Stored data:
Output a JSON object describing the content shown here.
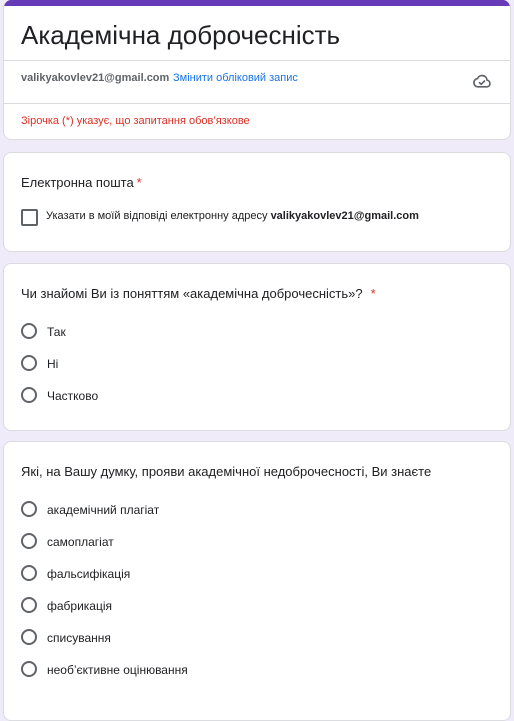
{
  "form": {
    "title": "Академічна доброчесність",
    "account_email": "valikyakovlev21@gmail.com",
    "switch_account": "Змінити обліковий запис",
    "required_note": "Зірочка (*) указує, що запитання обов’язкове",
    "accent_color": "#673ab7"
  },
  "email_question": {
    "title": "Електронна пошта",
    "asterisk": "*",
    "checkbox_text": "Указати в моїй відповіді електронну адресу",
    "checkbox_email": "valikyakovlev21@gmail.com"
  },
  "question1": {
    "title": "Чи знайомі Ви із поняттям «академічна доброчесність»?",
    "asterisk": "*",
    "options": [
      "Так",
      "Ні",
      "Частково"
    ]
  },
  "question2": {
    "title": "Які, на Вашу думку, прояви академічної недоброчесності, Ви знаєте",
    "options": [
      "академічний плагіат",
      "самоплагіат",
      "фальсифікація",
      "фабрикація",
      "списування",
      "необ’єктивне оцінювання"
    ]
  },
  "icons": {
    "cloud_status": "cloud-saved-icon"
  }
}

#### [TASK REQUIREMENTS]
In the listing, find every line containing the word "title" and list it.

#### [RESPONSE TO THE TASK]
    "title": "Академічна доброчесність",
    "title": "Електронна пошта",
    "title": "Чи знайомі Ви із поняттям «академічна доброчесність»?",
    "title": "Які, на Вашу думку, прояви академічної недоброчесності, Ви знаєте",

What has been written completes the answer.